■ **WHAT IS ASKED**
Give the entries again, word for word.

■ **RAW RECORDS**
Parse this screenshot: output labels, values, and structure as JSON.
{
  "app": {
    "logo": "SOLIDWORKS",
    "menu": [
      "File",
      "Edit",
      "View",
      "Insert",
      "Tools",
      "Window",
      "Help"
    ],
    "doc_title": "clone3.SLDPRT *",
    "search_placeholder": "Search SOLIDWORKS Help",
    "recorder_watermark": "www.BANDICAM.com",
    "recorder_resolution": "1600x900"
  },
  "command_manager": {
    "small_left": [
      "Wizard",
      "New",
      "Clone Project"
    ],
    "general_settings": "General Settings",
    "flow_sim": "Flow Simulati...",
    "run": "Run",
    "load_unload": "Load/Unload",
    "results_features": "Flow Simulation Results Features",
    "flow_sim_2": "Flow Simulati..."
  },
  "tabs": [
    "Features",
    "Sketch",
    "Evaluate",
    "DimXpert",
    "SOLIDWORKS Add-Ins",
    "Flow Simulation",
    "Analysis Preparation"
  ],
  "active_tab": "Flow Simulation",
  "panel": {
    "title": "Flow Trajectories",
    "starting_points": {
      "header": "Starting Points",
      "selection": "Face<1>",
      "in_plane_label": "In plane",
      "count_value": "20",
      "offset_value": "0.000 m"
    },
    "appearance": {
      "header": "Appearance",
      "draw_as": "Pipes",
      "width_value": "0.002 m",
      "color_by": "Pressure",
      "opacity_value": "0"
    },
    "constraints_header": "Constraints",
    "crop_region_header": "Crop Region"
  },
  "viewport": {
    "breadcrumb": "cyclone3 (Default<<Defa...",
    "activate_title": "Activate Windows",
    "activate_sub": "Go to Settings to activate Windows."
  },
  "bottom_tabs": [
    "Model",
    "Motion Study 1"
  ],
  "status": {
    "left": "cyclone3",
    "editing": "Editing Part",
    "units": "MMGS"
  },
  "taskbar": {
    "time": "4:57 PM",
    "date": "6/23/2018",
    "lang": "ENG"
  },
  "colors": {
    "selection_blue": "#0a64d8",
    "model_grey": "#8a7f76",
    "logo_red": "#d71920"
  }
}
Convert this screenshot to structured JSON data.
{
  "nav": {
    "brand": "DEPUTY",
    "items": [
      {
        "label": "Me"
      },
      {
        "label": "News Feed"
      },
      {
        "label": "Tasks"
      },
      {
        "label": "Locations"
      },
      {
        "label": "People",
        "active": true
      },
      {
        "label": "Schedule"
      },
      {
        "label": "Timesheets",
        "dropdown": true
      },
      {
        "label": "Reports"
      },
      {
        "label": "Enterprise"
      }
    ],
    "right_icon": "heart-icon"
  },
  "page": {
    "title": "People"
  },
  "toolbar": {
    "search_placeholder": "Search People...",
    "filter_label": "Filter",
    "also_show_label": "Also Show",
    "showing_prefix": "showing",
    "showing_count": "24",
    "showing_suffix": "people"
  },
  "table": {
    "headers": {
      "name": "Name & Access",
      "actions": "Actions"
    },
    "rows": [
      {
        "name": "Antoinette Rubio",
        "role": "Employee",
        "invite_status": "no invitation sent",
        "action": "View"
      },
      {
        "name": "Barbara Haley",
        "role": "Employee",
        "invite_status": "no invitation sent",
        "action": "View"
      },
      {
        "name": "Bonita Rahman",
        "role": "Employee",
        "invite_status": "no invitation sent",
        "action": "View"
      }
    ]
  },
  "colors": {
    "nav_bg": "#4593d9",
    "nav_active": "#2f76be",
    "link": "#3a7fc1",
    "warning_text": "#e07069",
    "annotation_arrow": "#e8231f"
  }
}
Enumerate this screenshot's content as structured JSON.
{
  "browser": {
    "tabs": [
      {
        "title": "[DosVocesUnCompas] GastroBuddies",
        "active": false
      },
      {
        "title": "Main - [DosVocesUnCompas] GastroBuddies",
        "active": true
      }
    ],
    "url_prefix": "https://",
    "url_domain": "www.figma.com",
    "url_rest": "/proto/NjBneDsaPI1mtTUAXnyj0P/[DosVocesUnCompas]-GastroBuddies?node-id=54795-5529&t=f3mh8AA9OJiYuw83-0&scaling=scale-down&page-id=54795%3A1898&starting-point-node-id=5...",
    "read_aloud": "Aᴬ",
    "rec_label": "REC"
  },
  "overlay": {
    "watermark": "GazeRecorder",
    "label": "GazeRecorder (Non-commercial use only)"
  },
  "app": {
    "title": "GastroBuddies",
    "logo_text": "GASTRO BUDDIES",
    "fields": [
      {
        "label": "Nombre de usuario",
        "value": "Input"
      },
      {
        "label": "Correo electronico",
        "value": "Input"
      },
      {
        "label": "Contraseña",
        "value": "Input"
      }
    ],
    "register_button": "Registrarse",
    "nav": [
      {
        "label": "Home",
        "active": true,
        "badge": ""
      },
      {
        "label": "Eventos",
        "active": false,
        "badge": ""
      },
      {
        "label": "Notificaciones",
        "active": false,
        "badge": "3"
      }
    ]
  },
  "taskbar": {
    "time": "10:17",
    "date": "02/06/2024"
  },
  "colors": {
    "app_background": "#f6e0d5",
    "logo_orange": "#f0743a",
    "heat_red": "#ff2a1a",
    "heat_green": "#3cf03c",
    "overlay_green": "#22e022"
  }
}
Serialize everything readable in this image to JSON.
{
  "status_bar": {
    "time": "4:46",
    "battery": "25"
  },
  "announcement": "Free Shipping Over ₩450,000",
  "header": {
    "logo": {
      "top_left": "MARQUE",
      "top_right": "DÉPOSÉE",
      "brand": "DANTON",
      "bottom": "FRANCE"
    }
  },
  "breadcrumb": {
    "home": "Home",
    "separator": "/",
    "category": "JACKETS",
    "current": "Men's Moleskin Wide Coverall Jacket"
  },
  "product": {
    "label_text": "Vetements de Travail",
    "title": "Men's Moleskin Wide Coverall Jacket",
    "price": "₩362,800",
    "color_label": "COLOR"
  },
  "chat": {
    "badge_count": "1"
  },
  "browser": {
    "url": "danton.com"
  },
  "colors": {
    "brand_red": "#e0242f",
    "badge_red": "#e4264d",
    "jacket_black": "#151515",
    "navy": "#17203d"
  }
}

■ **RESPONSE BELOW**
Parse this screenshot: output labels, values, and structure as JSON.
{
  "app": {
    "logo": "SOLIDWORKS",
    "menu": [
      "File",
      "Edit",
      "View",
      "Insert",
      "Tools",
      "Window",
      "Help"
    ],
    "doc_title": "clone3.SLDPRT *",
    "search_placeholder": "Search SOLIDWORKS Help",
    "recorder_watermark": "www.BANDICAM.com",
    "recorder_resolution": "1600x900"
  },
  "command_manager": {
    "small_left": [
      "Wizard",
      "New",
      "Clone Project"
    ],
    "general_settings": "General Settings",
    "flow_sim": "Flow Simulati...",
    "run": "Run",
    "load_unload": "Load/Unload",
    "results_features": "Flow Simulation Results Features",
    "flow_sim_2": "Flow Simulati..."
  },
  "tabs": [
    "Features",
    "Sketch",
    "Evaluate",
    "DimXpert",
    "SOLIDWORKS Add-Ins",
    "Flow Simulation",
    "Analysis Preparation"
  ],
  "active_tab": "Flow Simulation",
  "panel": {
    "title": "Flow Trajectories",
    "starting_points": {
      "header": "Starting Points",
      "selection": "Face<1>",
      "in_plane_label": "In plane",
      "count_value": "20",
      "offset_value": "0.000 m"
    },
    "appearance": {
      "header": "Appearance",
      "draw_as": "Pipes",
      "width_value": "0.002 m",
      "color_by": "Pressure",
      "opacity_value": "0"
    },
    "constraints_header": "Constraints",
    "crop_region_header": "Crop Region"
  },
  "viewport": {
    "breadcrumb": "cyclone3 (Default<<Defa...",
    "activate_title": "Activate Windows",
    "activate_sub": "Go to Settings to activate Windows."
  },
  "bottom_tabs": [
    "Model",
    "Motion Study 1"
  ],
  "status": {
    "left": "cyclone3",
    "editing": "Editing Part",
    "units": "MMGS"
  },
  "taskbar": {
    "time": "4:57 PM",
    "date": "6/23/2018",
    "lang": "ENG"
  },
  "colors": {
    "selection_blue": "#0a64d8",
    "model_grey": "#8a7f76",
    "logo_red": "#d71920"
  }
}
Convert this screenshot to structured JSON data.
{
  "nav": {
    "brand": "DEPUTY",
    "items": [
      {
        "label": "Me"
      },
      {
        "label": "News Feed"
      },
      {
        "label": "Tasks"
      },
      {
        "label": "Locations"
      },
      {
        "label": "People",
        "active": true
      },
      {
        "label": "Schedule"
      },
      {
        "label": "Timesheets",
        "dropdown": true
      },
      {
        "label": "Reports"
      },
      {
        "label": "Enterprise"
      }
    ],
    "right_icon": "heart-icon"
  },
  "page": {
    "title": "People"
  },
  "toolbar": {
    "search_placeholder": "Search People...",
    "filter_label": "Filter",
    "also_show_label": "Also Show",
    "showing_prefix": "showing",
    "showing_count": "24",
    "showing_suffix": "people"
  },
  "table": {
    "headers": {
      "name": "Name & Access",
      "actions": "Actions"
    },
    "rows": [
      {
        "name": "Antoinette Rubio",
        "role": "Employee",
        "invite_status": "no invitation sent",
        "action": "View"
      },
      {
        "name": "Barbara Haley",
        "role": "Employee",
        "invite_status": "no invitation sent",
        "action": "View"
      },
      {
        "name": "Bonita Rahman",
        "role": "Employee",
        "invite_status": "no invitation sent",
        "action": "View"
      }
    ]
  },
  "colors": {
    "nav_bg": "#4593d9",
    "nav_active": "#2f76be",
    "link": "#3a7fc1",
    "warning_text": "#e07069",
    "annotation_arrow": "#e8231f"
  }
}
Enumerate this screenshot's content as structured JSON.
{
  "browser": {
    "tabs": [
      {
        "title": "[DosVocesUnCompas] GastroBuddies",
        "active": false
      },
      {
        "title": "Main - [DosVocesUnCompas] GastroBuddies",
        "active": true
      }
    ],
    "url_prefix": "https://",
    "url_domain": "www.figma.com",
    "url_rest": "/proto/NjBneDsaPI1mtTUAXnyj0P/[DosVocesUnCompas]-GastroBuddies?node-id=54795-5529&t=f3mh8AA9OJiYuw83-0&scaling=scale-down&page-id=54795%3A1898&starting-point-node-id=5...",
    "read_aloud": "Aᴬ",
    "rec_label": "REC"
  },
  "overlay": {
    "watermark": "GazeRecorder",
    "label": "GazeRecorder (Non-commercial use only)"
  },
  "app": {
    "title": "GastroBuddies",
    "logo_text": "GASTRO BUDDIES",
    "fields": [
      {
        "label": "Nombre de usuario",
        "value": "Input"
      },
      {
        "label": "Correo electronico",
        "value": "Input"
      },
      {
        "label": "Contraseña",
        "value": "Input"
      }
    ],
    "register_button": "Registrarse",
    "nav": [
      {
        "label": "Home",
        "active": true,
        "badge": ""
      },
      {
        "label": "Eventos",
        "active": false,
        "badge": ""
      },
      {
        "label": "Notificaciones",
        "active": false,
        "badge": "3"
      }
    ]
  },
  "taskbar": {
    "time": "10:17",
    "date": "02/06/2024"
  },
  "colors": {
    "app_background": "#f6e0d5",
    "logo_orange": "#f0743a",
    "heat_red": "#ff2a1a",
    "heat_green": "#3cf03c",
    "overlay_green": "#22e022"
  }
}
Serialize everything readable in this image to JSON.
{
  "status_bar": {
    "time": "4:46",
    "battery": "25"
  },
  "announcement": "Free Shipping Over ₩450,000",
  "header": {
    "logo": {
      "top_left": "MARQUE",
      "top_right": "DÉPOSÉE",
      "brand": "DANTON",
      "bottom": "FRANCE"
    }
  },
  "breadcrumb": {
    "home": "Home",
    "separator": "/",
    "category": "JACKETS",
    "current": "Men's Moleskin Wide Coverall Jacket"
  },
  "product": {
    "label_text": "Vetements de Travail",
    "title": "Men's Moleskin Wide Coverall Jacket",
    "price": "₩362,800",
    "color_label": "COLOR"
  },
  "chat": {
    "badge_count": "1"
  },
  "browser": {
    "url": "danton.com"
  },
  "colors": {
    "brand_red": "#e0242f",
    "badge_red": "#e4264d",
    "jacket_black": "#151515",
    "navy": "#17203d"
  }
}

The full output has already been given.